→ Task to complete
Write out the records once more, exactly, and keep any image out.

→ Data to use
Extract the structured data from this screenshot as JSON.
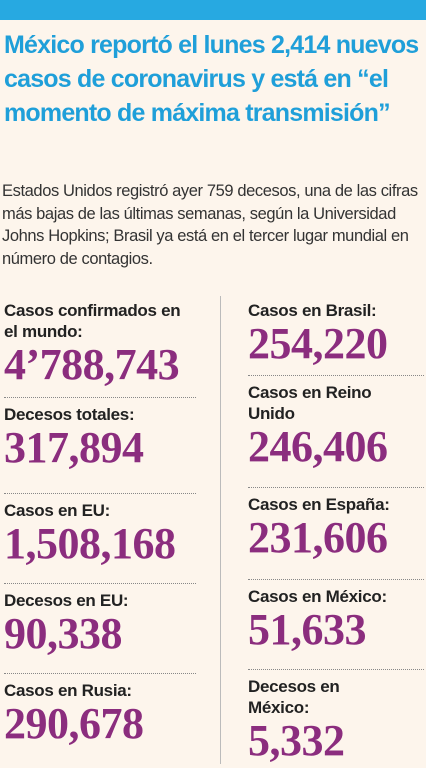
{
  "header": {
    "title": "México reportó el lunes 2,414 nuevos casos de coronavirus y está en “el momento de máxima transmisión”",
    "subtitle": "Estados Unidos registró ayer 759 decesos, una de las cifras más bajas de las últimas semanas, según la Universidad Johns Hopkins; Brasil ya está en el tercer lugar mundial en número de contagios."
  },
  "stats": {
    "left": [
      {
        "label": "Casos confirmados en el mundo:",
        "value": "4’788,743"
      },
      {
        "label": "Decesos totales:",
        "value": "317,894"
      },
      {
        "label": "Casos en EU:",
        "value": "1,508,168"
      },
      {
        "label": "Decesos en EU:",
        "value": "90,338"
      },
      {
        "label": "Casos en Rusia:",
        "value": "290,678"
      }
    ],
    "right": [
      {
        "label": "Casos en Brasil:",
        "value": "254,220"
      },
      {
        "label": "Casos en Reino Unido",
        "value": "246,406"
      },
      {
        "label": "Casos en España:",
        "value": "231,606"
      },
      {
        "label": "Casos en México:",
        "value": "51,633"
      },
      {
        "label": "Decesos en México:",
        "value": "5,332"
      }
    ]
  }
}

→ The completed task
Extract the structured data from this screenshot as JSON.
{
  "header": {
    "title": "México reportó el lunes 2,414 nuevos casos de coronavirus y está en “el momento de máxima transmisión”",
    "subtitle": "Estados Unidos registró ayer 759 decesos, una de las cifras más bajas de las últimas semanas, según la Universidad Johns Hopkins; Brasil ya está en el tercer lugar mundial en número de contagios."
  },
  "stats": {
    "left": [
      {
        "label": "Casos confirmados en el mundo:",
        "value": "4’788,743"
      },
      {
        "label": "Decesos totales:",
        "value": "317,894"
      },
      {
        "label": "Casos en EU:",
        "value": "1,508,168"
      },
      {
        "label": "Decesos en EU:",
        "value": "90,338"
      },
      {
        "label": "Casos en Rusia:",
        "value": "290,678"
      }
    ],
    "right": [
      {
        "label": "Casos en Brasil:",
        "value": "254,220"
      },
      {
        "label": "Casos en Reino Unido",
        "value": "246,406"
      },
      {
        "label": "Casos en España:",
        "value": "231,606"
      },
      {
        "label": "Casos en México:",
        "value": "51,633"
      },
      {
        "label": "Decesos en México:",
        "value": "5,332"
      }
    ]
  }
}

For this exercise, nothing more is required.